* [Texte à lire]
######

La treizième ou la quatorzième année est ordinairement l’époque où le penchant pour le sexe se développe dans l’adolescent (quand cela arrive plus tôt, c’est que les enfants ont été débauchés et perdus par de mauvais exemples). Alors aussi leur jugement est déjà formé, et la nature l’a tout juste préparé pour le temps où l’on peut parler de cela avec eux.

Rien n’affaiblit autant l’esprit et le corps de l’homme que ce genre de plaisir auquel on se livre sur soi-même ; il est tout à fait contraire à la nature humaine. Mais on ne doit pas non plus le cacher à l’adolescent. Il faut le lui montrer dans toute sa laideur, lui dire qu’il se rend par là impropre à la propagation de l’espèce, qu’il travaille à la ruine de ses forces physiques, qu’il se prépare une vieillesse précoce et qu’il mine aussi son esprit, etc.

######

* [Lignes]

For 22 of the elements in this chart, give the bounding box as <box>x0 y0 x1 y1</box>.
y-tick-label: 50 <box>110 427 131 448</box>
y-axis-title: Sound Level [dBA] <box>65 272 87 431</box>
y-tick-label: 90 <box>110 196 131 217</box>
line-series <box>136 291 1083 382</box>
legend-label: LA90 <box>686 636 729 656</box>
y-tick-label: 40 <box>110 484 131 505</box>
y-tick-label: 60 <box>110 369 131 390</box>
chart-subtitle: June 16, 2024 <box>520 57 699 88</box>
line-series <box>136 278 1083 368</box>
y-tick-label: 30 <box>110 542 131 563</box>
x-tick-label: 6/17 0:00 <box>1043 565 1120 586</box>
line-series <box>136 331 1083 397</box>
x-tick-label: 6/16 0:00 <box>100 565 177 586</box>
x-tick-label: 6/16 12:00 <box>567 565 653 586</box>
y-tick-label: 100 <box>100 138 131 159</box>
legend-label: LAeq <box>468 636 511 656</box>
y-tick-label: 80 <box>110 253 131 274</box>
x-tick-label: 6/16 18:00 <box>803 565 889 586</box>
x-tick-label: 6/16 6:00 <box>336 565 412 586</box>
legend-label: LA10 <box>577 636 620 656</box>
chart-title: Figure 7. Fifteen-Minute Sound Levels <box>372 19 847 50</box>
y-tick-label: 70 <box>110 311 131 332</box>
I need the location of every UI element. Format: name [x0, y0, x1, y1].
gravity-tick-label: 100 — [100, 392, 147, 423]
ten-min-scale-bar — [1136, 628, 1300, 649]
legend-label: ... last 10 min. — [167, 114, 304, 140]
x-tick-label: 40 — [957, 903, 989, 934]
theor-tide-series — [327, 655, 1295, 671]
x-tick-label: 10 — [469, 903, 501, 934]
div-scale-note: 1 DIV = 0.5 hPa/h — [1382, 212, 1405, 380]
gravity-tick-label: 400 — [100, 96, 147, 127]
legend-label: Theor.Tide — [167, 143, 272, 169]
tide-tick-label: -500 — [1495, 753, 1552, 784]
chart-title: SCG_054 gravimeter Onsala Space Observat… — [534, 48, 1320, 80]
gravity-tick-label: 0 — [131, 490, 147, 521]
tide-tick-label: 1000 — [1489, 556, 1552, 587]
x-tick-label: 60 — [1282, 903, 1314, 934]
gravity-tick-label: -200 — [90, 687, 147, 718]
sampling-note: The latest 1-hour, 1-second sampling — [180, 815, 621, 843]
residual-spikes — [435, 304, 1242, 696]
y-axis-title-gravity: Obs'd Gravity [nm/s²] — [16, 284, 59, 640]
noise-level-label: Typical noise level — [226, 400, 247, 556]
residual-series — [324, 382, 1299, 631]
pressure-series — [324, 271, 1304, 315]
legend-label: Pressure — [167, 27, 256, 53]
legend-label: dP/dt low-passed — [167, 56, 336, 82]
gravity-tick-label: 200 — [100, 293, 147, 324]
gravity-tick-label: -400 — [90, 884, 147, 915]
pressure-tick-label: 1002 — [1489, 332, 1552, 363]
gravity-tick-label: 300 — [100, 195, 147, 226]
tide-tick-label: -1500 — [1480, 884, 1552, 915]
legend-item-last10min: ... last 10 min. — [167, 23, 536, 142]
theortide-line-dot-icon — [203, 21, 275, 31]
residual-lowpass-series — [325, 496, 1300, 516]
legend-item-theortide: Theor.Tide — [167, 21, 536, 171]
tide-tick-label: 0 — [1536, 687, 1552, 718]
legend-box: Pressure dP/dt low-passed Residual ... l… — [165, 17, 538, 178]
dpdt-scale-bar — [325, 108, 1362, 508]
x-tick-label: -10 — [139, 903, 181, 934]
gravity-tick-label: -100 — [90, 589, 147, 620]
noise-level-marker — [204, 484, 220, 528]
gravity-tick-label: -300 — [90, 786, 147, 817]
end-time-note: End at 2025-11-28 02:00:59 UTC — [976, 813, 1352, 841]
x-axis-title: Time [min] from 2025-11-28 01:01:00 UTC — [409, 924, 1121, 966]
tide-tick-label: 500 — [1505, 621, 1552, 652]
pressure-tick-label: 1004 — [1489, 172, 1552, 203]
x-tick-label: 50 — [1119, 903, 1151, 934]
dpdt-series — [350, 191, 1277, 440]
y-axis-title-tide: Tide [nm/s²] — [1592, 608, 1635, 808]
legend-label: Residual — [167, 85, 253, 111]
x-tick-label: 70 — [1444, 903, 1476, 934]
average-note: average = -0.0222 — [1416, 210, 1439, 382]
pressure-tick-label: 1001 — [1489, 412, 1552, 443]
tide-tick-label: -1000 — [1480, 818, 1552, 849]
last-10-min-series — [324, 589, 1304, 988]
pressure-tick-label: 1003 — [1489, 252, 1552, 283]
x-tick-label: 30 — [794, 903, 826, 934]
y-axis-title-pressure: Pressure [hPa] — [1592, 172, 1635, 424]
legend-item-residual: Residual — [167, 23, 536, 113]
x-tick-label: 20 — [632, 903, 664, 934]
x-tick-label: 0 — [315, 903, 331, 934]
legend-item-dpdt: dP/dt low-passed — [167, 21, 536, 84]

######

* [Consignes]
(A) Transcrivez sans rien changer le passage du texte sur l'éducation de l'adolescent qui va de "La treizième ou" à "cela avec eux.".
(B) D'après le texte sur l'éducation de l'adolescent, à quel âge le penchant pour le sexe se développe-t-il ordinairement ?

* [Corrigé des exercices]
(A)
La treizième ou la quatorzième année est ordinairement l’époque où le penchant pour le sexe se développe dans l’adolescent (quand cela arrive plus tôt, c’est que les enfants ont été débauchés et perdus par de mauvais exemples). Alors aussi leur jugement est déjà formé, et la nature l’a tout juste préparé pour le temps où l’on peut parler de cela avec eux.

(B) Vers la treizième ou la quatorzième année.